#### Records provided ####

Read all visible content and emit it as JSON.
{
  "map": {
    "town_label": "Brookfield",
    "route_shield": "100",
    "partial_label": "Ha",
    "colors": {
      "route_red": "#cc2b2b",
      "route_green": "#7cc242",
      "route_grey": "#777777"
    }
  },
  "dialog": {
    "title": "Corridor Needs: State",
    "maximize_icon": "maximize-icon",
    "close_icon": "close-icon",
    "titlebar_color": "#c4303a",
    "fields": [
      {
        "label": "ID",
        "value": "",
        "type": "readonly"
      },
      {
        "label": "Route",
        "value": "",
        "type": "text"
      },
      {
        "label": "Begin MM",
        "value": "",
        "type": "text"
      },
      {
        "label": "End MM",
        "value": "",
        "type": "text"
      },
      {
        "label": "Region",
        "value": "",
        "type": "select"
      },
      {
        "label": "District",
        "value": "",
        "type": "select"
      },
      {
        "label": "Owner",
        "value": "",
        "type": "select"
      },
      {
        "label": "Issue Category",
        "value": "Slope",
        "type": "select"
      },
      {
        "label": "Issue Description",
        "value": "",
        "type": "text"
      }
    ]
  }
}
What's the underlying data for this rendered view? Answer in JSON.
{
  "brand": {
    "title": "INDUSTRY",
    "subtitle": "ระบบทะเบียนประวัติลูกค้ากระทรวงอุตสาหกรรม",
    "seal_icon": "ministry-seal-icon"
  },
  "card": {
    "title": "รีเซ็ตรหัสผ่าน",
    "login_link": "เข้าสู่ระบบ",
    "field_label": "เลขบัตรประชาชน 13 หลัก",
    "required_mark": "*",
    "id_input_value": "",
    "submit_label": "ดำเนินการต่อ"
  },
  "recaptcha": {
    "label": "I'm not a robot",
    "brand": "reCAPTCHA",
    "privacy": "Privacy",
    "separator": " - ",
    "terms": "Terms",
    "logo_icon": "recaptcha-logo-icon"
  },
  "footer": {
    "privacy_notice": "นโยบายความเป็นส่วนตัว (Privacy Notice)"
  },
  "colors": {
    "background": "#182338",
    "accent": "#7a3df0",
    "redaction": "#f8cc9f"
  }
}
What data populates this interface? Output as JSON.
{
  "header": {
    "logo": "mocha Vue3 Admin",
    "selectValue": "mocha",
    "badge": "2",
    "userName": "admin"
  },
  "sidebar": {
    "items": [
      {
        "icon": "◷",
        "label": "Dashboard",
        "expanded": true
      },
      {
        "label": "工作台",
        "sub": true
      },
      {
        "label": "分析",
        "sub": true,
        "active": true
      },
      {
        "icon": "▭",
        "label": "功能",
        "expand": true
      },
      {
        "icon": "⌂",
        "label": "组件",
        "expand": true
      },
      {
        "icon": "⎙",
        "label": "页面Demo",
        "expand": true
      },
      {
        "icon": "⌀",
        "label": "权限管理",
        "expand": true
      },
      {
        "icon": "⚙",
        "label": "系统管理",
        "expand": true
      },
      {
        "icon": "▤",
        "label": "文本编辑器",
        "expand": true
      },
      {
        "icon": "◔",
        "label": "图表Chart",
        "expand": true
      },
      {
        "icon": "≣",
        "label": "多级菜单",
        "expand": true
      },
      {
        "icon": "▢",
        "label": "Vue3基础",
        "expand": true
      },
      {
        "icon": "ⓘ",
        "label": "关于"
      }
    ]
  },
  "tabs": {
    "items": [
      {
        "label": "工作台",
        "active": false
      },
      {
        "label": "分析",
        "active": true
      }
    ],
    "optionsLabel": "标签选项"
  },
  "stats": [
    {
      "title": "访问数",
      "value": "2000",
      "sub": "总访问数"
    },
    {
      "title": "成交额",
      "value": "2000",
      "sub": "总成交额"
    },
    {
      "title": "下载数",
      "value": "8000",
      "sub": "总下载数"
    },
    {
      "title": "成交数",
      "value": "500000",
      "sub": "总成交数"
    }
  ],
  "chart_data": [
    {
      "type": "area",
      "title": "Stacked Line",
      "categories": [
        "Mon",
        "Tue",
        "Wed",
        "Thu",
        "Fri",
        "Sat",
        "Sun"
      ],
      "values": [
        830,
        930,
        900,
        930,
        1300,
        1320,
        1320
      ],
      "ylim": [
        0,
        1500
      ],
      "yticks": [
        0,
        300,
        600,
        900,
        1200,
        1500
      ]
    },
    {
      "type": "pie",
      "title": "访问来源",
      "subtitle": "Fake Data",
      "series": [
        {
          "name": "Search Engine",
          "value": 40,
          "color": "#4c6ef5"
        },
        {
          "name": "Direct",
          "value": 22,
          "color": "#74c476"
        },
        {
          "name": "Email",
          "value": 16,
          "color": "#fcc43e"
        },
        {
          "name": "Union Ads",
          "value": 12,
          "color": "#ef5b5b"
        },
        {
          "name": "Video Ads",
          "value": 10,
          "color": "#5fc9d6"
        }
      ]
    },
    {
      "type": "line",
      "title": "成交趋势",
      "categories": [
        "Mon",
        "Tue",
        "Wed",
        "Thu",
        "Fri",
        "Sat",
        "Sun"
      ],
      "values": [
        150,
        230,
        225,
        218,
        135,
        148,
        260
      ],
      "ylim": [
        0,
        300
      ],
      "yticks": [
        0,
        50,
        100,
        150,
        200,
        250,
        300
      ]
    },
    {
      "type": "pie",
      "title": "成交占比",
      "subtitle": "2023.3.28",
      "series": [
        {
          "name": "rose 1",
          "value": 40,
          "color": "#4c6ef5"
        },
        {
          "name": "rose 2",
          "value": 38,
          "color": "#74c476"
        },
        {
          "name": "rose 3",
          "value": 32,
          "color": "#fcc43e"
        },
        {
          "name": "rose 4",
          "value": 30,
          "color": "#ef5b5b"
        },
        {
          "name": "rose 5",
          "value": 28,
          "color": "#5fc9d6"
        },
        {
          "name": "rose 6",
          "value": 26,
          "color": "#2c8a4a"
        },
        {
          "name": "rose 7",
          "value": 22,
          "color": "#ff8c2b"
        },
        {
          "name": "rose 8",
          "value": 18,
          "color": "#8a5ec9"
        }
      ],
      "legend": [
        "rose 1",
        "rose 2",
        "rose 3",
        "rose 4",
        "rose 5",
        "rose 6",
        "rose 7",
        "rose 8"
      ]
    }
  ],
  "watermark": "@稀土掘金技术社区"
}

####

## Aim of the task
Above are the records. Copy every line in them holding "this".

## Finished answer
What's the underlying data for this rendered view? Answer in JSON.
What data populates this interface? Output as JSON.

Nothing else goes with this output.